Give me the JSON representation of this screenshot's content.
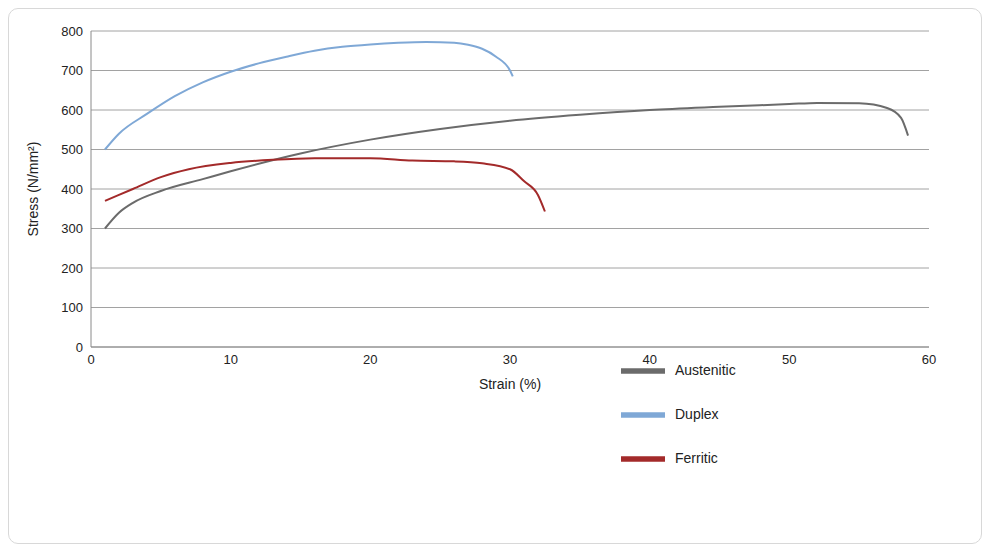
{
  "chart_data": {
    "type": "line",
    "x_label": "Strain (%)",
    "y_label": "Stress (N/mm²)",
    "xlim": [
      0,
      60
    ],
    "xticks": [
      0,
      10,
      20,
      30,
      40,
      50,
      60
    ],
    "ylim": [
      0,
      800
    ],
    "yticks": [
      0,
      100,
      200,
      300,
      400,
      500,
      600,
      700,
      800
    ],
    "grid": true,
    "legend": "lower right",
    "series": [
      {
        "name": "Duplex",
        "color": "#7fa8d6",
        "x": [
          1,
          2,
          4,
          6,
          8,
          10,
          12,
          14,
          16,
          18,
          20,
          22,
          24,
          26,
          27,
          28,
          29,
          30,
          30.2
        ],
        "values": [
          500,
          540,
          590,
          635,
          670,
          697,
          718,
          735,
          750,
          760,
          766,
          770,
          772,
          770,
          765,
          755,
          735,
          700,
          685
        ]
      },
      {
        "name": "Austenitic",
        "color": "#6b6b6b",
        "x": [
          1,
          2,
          3,
          5,
          8,
          10,
          15,
          20,
          25,
          30,
          35,
          40,
          45,
          50,
          52,
          55,
          57,
          58,
          58.5
        ],
        "values": [
          300,
          340,
          365,
          395,
          425,
          445,
          490,
          525,
          552,
          573,
          588,
          600,
          608,
          615,
          618,
          617,
          605,
          580,
          535
        ]
      },
      {
        "name": "Ferritic",
        "color": "#a32a2a",
        "x": [
          1,
          3,
          5,
          7,
          10,
          13,
          16,
          20,
          23,
          26,
          28,
          30,
          31,
          32,
          32.5
        ],
        "values": [
          370,
          400,
          430,
          450,
          466,
          474,
          478,
          478,
          472,
          470,
          465,
          450,
          420,
          385,
          343
        ]
      }
    ]
  }
}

Given task: Pick out all lines from the data above in which the word "name" appears.

Solution to the exercise:
        "name": "Duplex",
        "name": "Austenitic",
        "name": "Ferritic",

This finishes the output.